#### [Task objective]
Please print the stretch of lines below from the one containing "Patent image size: (956, 891)." through the one containing "The pressure microsensor 104 is", with no changes.

#### [Given information]
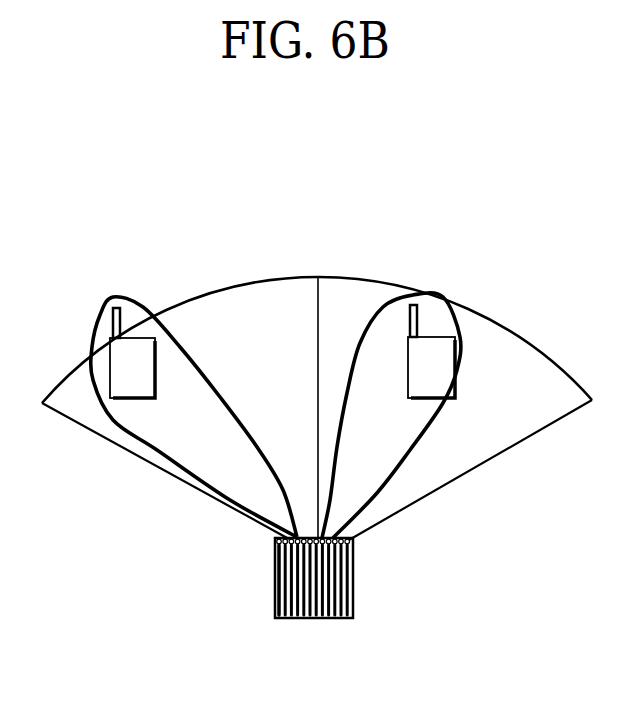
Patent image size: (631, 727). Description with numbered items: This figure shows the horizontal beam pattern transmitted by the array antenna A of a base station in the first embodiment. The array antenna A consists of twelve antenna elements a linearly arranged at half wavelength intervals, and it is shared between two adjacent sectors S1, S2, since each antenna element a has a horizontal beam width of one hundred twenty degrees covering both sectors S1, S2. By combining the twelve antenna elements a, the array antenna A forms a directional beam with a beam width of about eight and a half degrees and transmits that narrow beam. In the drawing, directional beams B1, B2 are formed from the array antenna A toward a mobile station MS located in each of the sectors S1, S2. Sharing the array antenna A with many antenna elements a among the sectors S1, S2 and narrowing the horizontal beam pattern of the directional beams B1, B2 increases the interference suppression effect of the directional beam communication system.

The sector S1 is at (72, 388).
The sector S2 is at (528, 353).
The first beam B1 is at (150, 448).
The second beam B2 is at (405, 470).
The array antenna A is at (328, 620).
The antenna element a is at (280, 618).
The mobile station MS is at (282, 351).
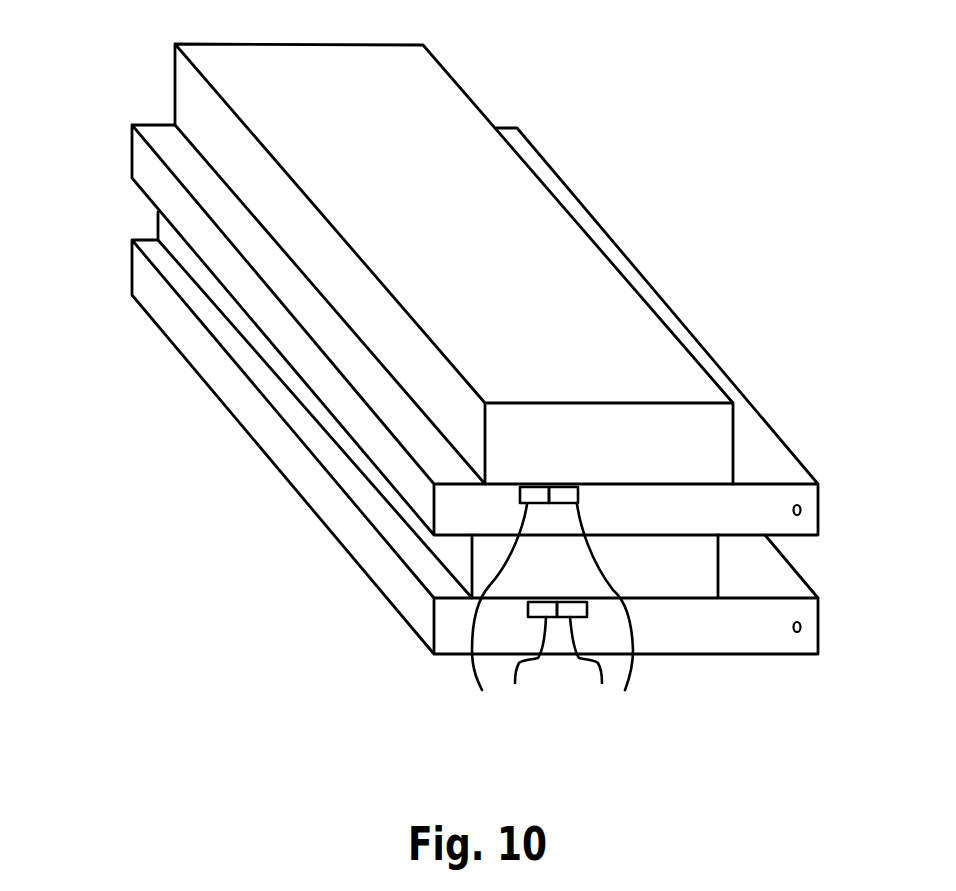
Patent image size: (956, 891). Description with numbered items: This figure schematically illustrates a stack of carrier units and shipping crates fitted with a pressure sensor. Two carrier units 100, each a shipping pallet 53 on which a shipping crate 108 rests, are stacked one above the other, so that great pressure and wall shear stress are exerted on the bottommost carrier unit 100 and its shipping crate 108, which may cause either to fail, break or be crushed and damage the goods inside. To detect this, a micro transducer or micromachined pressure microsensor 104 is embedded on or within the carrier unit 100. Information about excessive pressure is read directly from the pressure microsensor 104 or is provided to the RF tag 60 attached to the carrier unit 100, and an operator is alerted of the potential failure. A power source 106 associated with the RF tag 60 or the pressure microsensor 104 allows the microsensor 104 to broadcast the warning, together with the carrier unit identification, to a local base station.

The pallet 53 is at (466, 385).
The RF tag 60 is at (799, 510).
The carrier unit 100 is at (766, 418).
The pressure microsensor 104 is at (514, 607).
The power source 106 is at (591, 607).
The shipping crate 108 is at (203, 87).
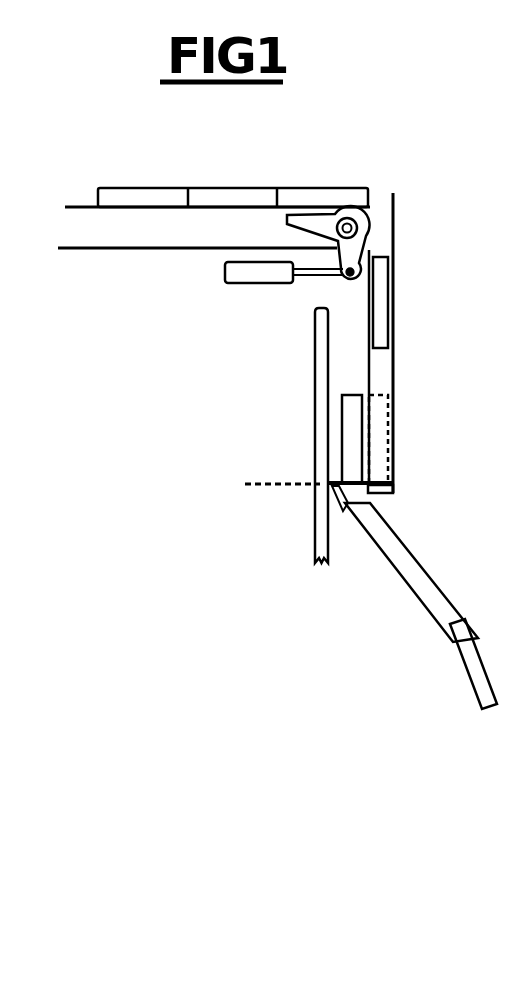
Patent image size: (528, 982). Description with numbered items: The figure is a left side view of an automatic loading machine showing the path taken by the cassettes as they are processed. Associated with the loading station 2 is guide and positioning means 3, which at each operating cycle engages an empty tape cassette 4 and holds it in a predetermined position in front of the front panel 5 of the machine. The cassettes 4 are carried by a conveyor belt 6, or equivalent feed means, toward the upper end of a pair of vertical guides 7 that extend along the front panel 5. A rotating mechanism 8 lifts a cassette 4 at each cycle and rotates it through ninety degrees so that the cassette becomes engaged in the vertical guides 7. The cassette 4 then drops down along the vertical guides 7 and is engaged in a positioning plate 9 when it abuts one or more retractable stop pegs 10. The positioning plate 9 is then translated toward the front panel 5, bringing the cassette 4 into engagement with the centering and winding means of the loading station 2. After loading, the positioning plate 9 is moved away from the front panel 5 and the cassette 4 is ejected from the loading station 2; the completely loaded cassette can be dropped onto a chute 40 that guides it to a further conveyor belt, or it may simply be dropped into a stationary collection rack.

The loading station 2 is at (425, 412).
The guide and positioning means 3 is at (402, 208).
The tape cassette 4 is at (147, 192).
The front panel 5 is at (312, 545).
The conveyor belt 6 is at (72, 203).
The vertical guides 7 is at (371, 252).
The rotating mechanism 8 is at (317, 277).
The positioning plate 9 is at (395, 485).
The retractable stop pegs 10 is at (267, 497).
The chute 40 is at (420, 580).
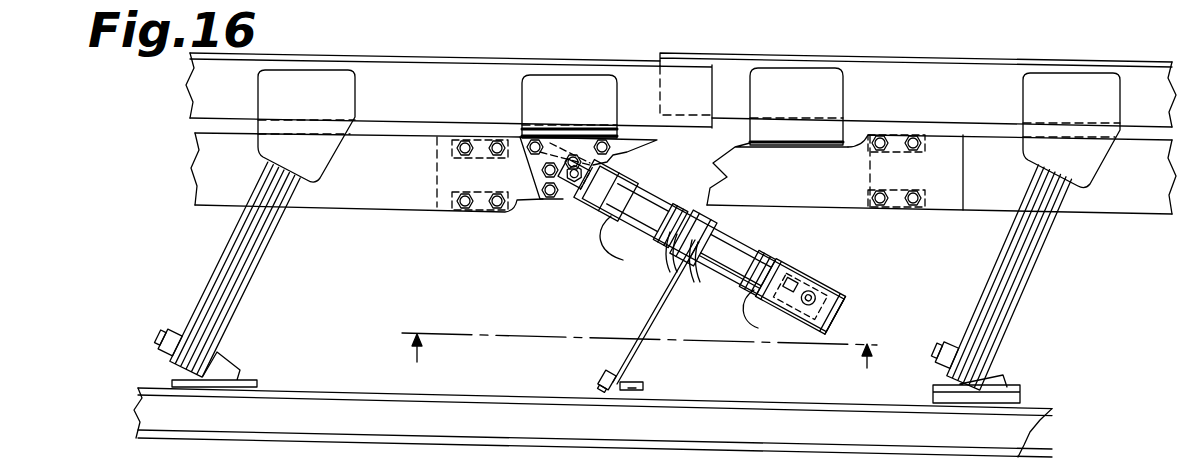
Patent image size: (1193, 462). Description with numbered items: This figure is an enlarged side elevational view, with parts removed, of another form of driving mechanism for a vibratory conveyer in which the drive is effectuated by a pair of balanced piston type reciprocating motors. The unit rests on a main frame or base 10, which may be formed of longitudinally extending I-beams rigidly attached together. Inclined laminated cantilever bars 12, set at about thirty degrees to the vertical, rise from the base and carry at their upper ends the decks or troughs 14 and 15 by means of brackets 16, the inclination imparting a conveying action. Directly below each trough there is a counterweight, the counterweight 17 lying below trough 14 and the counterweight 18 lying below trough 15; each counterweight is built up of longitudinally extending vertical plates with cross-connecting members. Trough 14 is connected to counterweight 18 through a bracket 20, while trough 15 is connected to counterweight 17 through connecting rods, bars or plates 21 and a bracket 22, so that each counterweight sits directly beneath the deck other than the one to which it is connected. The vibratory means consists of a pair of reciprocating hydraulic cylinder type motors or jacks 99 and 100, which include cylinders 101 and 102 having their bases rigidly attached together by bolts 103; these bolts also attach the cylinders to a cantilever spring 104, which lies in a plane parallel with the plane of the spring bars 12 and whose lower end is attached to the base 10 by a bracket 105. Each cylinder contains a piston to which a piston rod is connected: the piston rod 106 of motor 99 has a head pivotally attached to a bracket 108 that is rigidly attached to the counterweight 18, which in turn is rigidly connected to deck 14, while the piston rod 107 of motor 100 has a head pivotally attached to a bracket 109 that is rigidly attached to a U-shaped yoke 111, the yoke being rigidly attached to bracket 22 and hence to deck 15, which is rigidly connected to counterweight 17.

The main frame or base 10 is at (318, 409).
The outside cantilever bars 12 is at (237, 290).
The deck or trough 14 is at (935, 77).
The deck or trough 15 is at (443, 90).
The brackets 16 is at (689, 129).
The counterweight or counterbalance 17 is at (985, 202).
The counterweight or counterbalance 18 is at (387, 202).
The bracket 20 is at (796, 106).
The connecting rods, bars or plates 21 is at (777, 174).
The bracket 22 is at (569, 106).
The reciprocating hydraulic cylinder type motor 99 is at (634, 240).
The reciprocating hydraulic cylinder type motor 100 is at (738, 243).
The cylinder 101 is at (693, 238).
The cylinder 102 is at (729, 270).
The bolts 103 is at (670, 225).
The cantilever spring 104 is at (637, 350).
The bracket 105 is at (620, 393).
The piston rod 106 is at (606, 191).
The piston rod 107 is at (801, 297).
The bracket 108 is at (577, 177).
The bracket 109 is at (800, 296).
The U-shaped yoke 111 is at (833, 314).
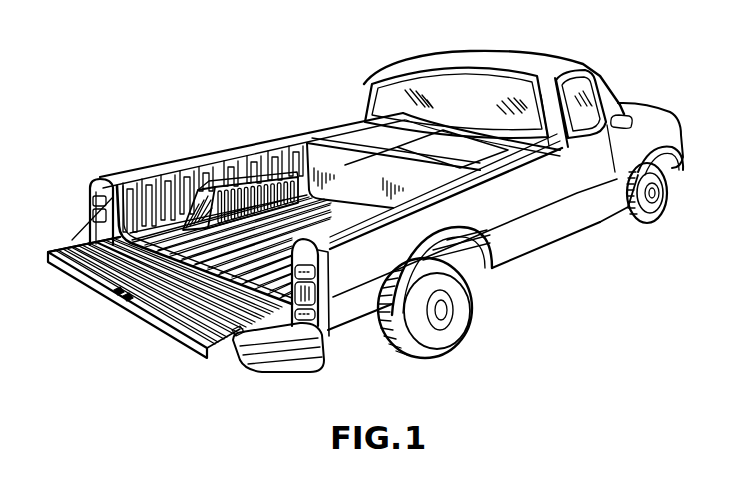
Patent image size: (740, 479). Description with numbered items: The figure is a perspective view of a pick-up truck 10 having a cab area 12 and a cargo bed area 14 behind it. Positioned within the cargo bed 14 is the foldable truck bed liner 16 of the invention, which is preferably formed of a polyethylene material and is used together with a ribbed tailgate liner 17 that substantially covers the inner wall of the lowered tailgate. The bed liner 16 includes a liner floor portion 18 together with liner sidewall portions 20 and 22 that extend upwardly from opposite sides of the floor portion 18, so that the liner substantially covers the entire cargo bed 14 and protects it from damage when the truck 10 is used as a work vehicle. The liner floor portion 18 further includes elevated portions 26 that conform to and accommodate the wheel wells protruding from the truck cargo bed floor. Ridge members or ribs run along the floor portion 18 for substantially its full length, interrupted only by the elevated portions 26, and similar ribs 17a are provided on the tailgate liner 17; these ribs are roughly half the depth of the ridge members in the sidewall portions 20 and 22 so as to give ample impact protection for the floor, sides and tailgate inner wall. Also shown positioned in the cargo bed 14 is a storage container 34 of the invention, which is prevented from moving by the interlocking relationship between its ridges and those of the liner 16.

#### [Solution for this problem]
Patent image size: (956, 891). Description with numbered items: This figure schematically illustrates a stack of carrier units and shipping crates fitted with a pressure sensor. Two carrier units 100, each a shipping pallet 53 on which a shipping crate 108 rests, are stacked one above the other, so that great pressure and wall shear stress are exerted on the bottommost carrier unit 100 and its shipping crate 108, which may cause either to fail, break or be crushed and damage the goods inside. To detect this, a micro transducer or micromachined pressure microsensor 104 is embedded on or within the carrier unit 100. Information about excessive pressure is read directly from the pressure microsensor 104 or is provided to the RF tag 60 attached to the carrier unit 100, and an operator is alerted of the potential failure. A power source 106 associated with the RF tag 60 or the pressure microsensor 104 allows the microsensor 104 to broadcast the warning, together with the carrier unit identification, to a local base station.

The pallet 53 is at (466, 385).
The RF tag 60 is at (799, 510).
The carrier unit 100 is at (766, 418).
The pressure microsensor 104 is at (514, 607).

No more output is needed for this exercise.